**What to work on:** Extract every entry word for word. Skip the pictures.

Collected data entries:
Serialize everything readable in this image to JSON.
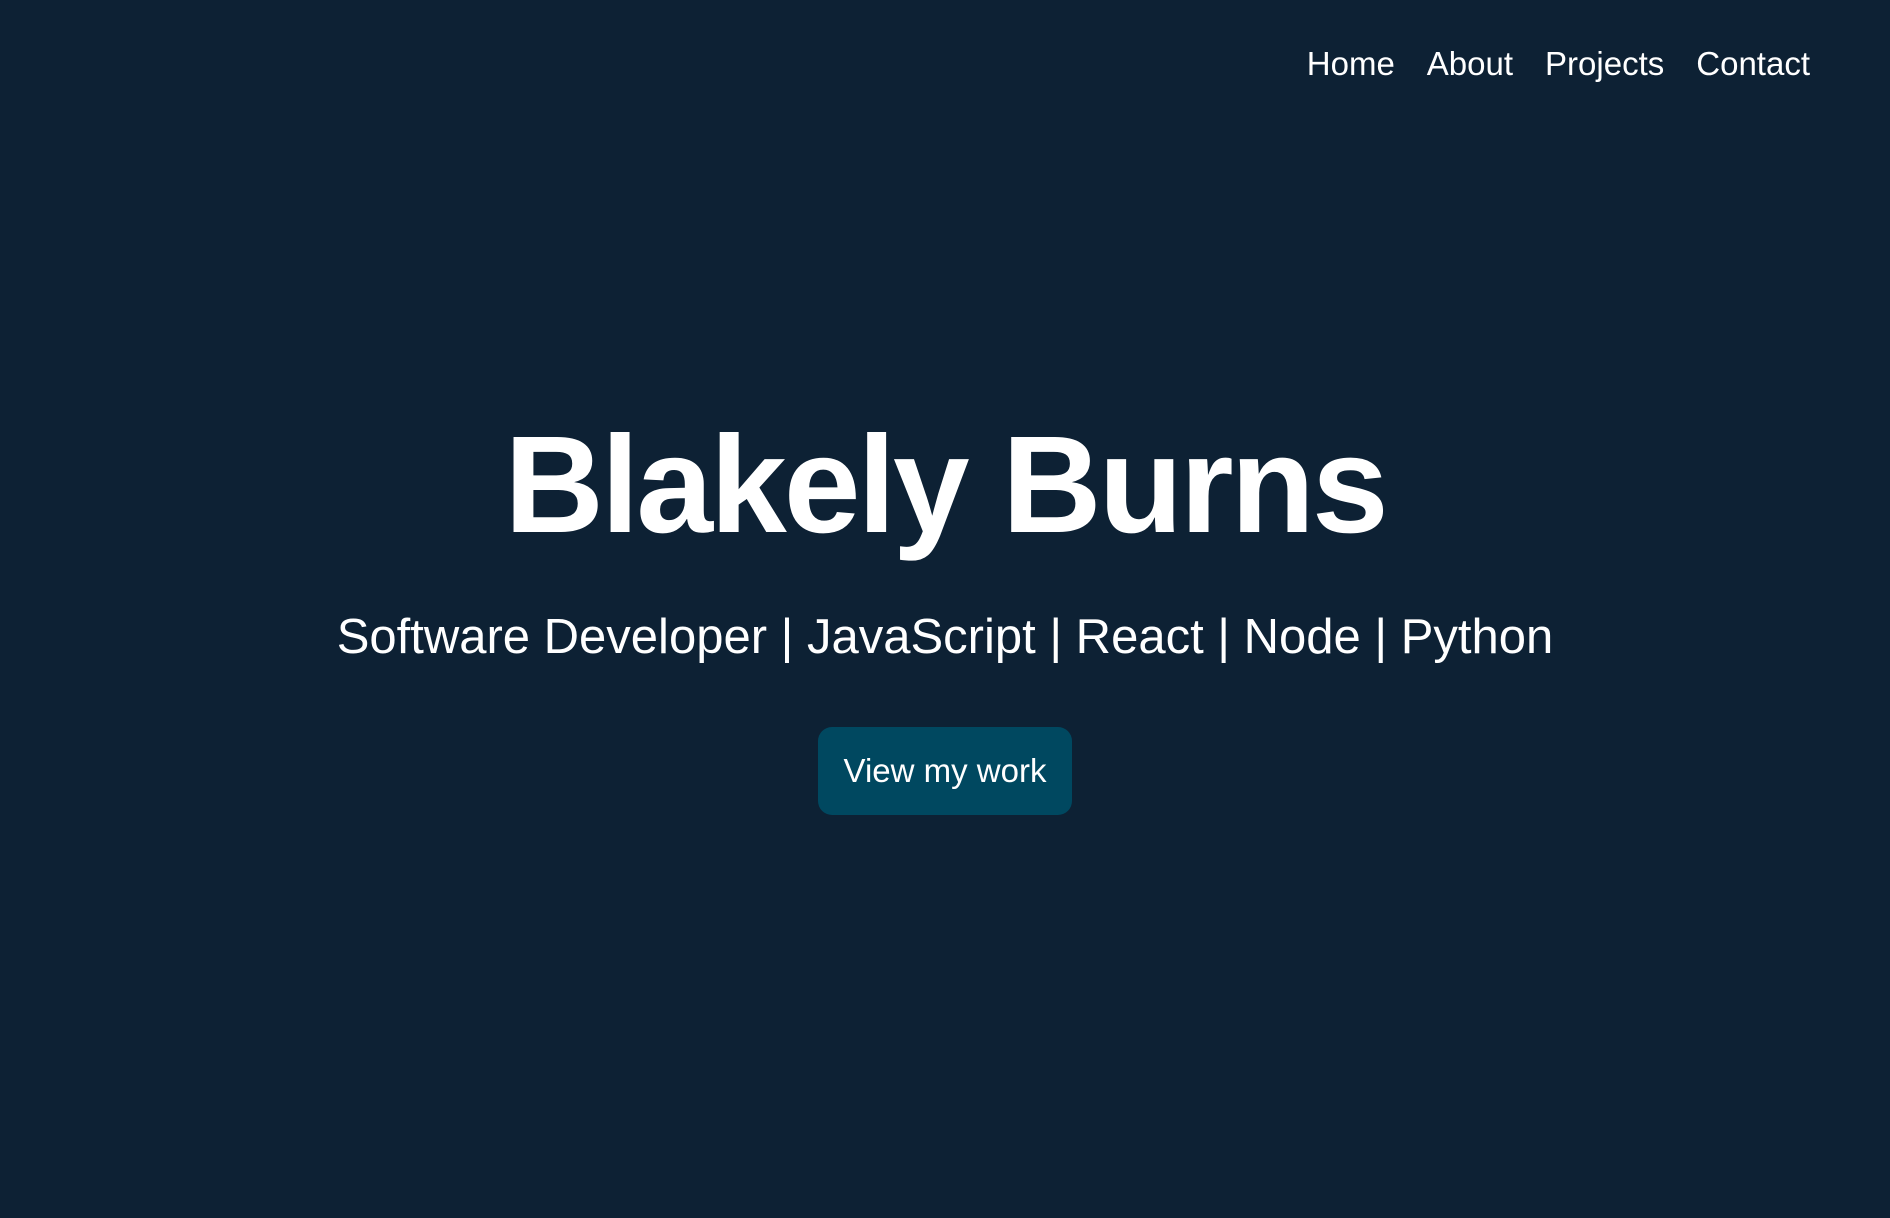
{
  "nav": {
    "items": [
      {
        "label": "Home"
      },
      {
        "label": "About"
      },
      {
        "label": "Projects"
      },
      {
        "label": "Contact"
      }
    ]
  },
  "hero": {
    "title": "Blakely Burns",
    "subtitle": "Software Developer | JavaScript | React | Node | Python",
    "cta_label": "View my work"
  },
  "colors": {
    "background": "#0d2134",
    "text": "#ffffff",
    "button": "#004860"
  }
}
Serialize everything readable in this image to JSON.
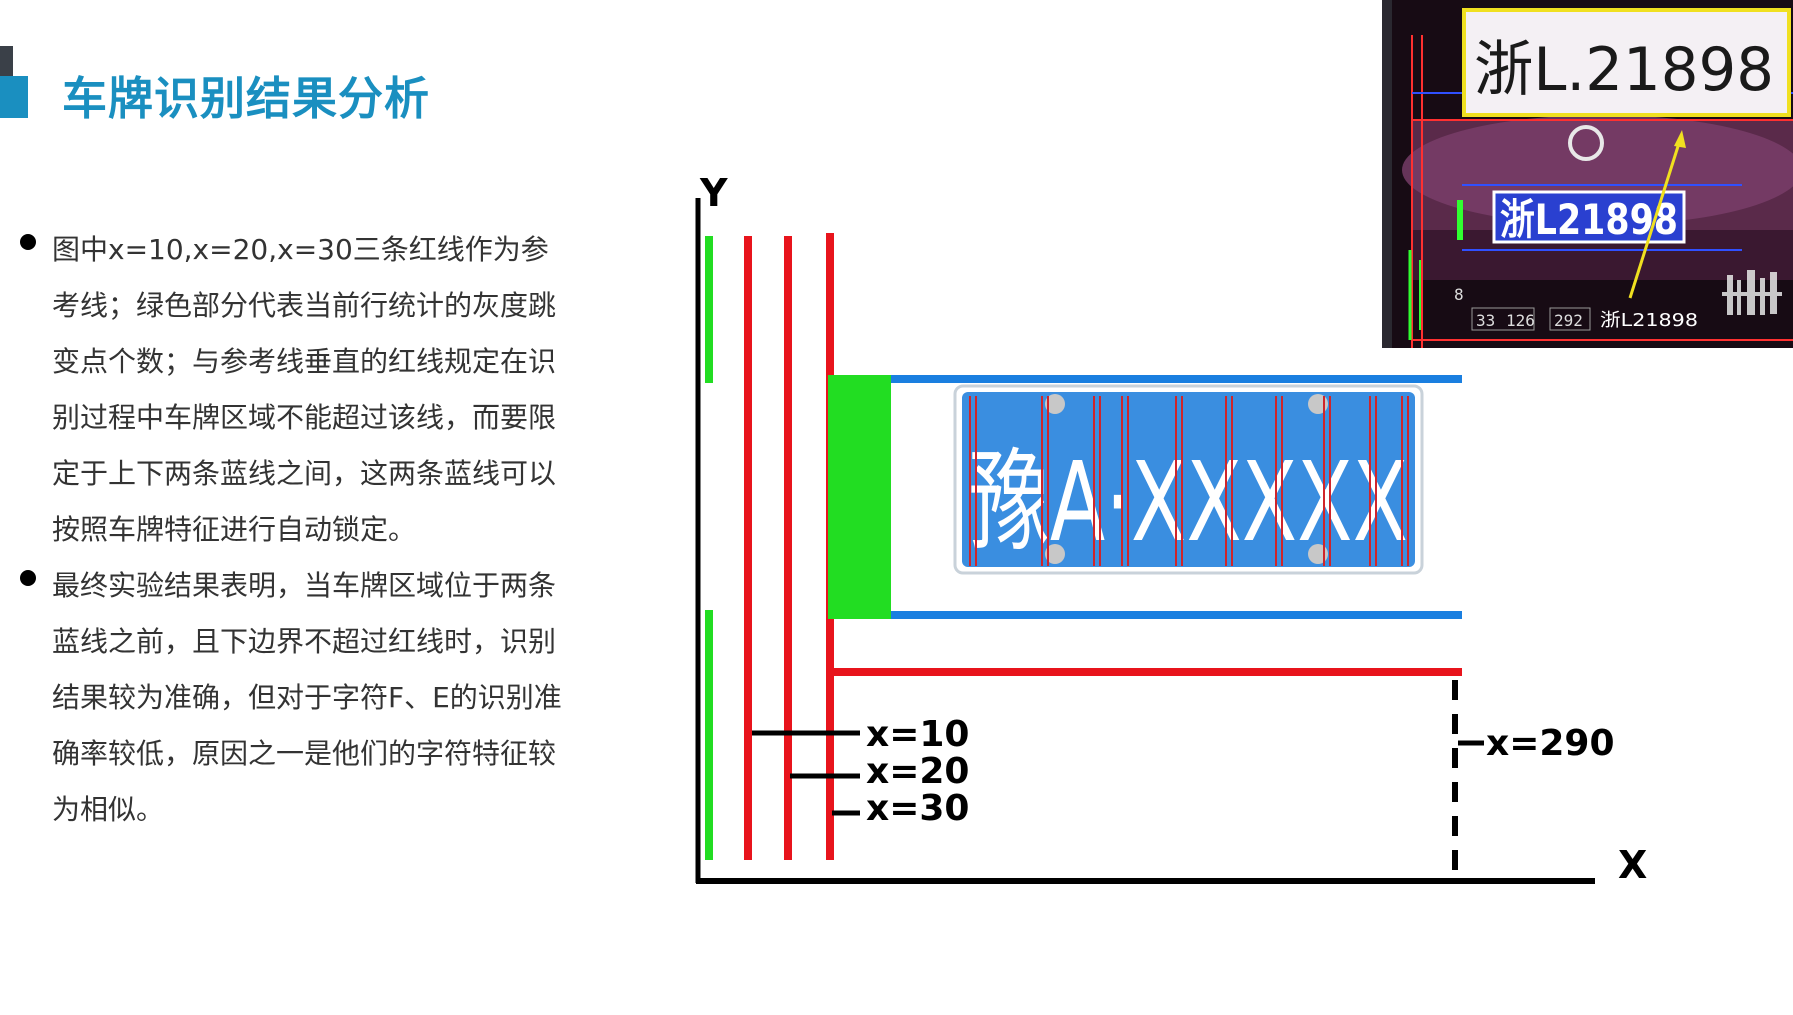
{
  "title": "车牌识别结果分析",
  "bullets": [
    {
      "text": "图中x=10,x=20,x=30三条红线作为参考线；绿色部分代表当前行统计的灰度跳变点个数；与参考线垂直的红线规定在识别过程中车牌区域不能超过该线，而要限定于上下两条蓝线之间，这两条蓝线可以按照车牌特征进行自动锁定。"
    },
    {
      "text": "最终实验结果表明，当车牌区域位于两条蓝线之前，且下边界不超过红线时，识别结果较为准确，但对于字符F、E的识别准确率较低，原因之一是他们的字符特征较为相似。"
    }
  ],
  "diagram": {
    "y_axis_label": "Y",
    "x_axis_label": "X",
    "reference_lines": [
      "x=10",
      "x=20",
      "x=30"
    ],
    "limit_line": "x=290",
    "plate_text": "豫A·XXXXX",
    "colors": {
      "red": "#e8141c",
      "green": "#22dd22",
      "blue": "#1a7fe0",
      "plate_blue": "#3a8ee0"
    }
  },
  "photo": {
    "recognized_text": "浙L.21898",
    "plate_text": "浙L21898",
    "bottom_values": [
      "8",
      "33",
      "126",
      "292"
    ],
    "bottom_plate": "浙L21898",
    "highlight_color": "#f0e020"
  }
}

**Answer to this exercise:**
Serialize everything readable in this image to JSON.
{
  "nav": {
    "items": [
      {
        "label": "Home"
      },
      {
        "label": "About"
      },
      {
        "label": "Projects"
      },
      {
        "label": "Contact"
      }
    ]
  },
  "hero": {
    "title": "Blakely Burns",
    "subtitle": "Software Developer | JavaScript | React | Node | Python",
    "cta_label": "View my work"
  },
  "colors": {
    "background": "#0d2134",
    "text": "#ffffff",
    "button": "#004860"
  }
}
Serialize everything readable in this image to JSON.
{
  "title": "车牌识别结果分析",
  "bullets": [
    {
      "text": "图中x=10,x=20,x=30三条红线作为参考线；绿色部分代表当前行统计的灰度跳变点个数；与参考线垂直的红线规定在识别过程中车牌区域不能超过该线，而要限定于上下两条蓝线之间，这两条蓝线可以按照车牌特征进行自动锁定。"
    },
    {
      "text": "最终实验结果表明，当车牌区域位于两条蓝线之前，且下边界不超过红线时，识别结果较为准确，但对于字符F、E的识别准确率较低，原因之一是他们的字符特征较为相似。"
    }
  ],
  "diagram": {
    "y_axis_label": "Y",
    "x_axis_label": "X",
    "reference_lines": [
      "x=10",
      "x=20",
      "x=30"
    ],
    "limit_line": "x=290",
    "plate_text": "豫A·XXXXX",
    "colors": {
      "red": "#e8141c",
      "green": "#22dd22",
      "blue": "#1a7fe0",
      "plate_blue": "#3a8ee0"
    }
  },
  "photo": {
    "recognized_text": "浙L.21898",
    "plate_text": "浙L21898",
    "bottom_values": [
      "8",
      "33",
      "126",
      "292"
    ],
    "bottom_plate": "浙L21898",
    "highlight_color": "#f0e020"
  }
}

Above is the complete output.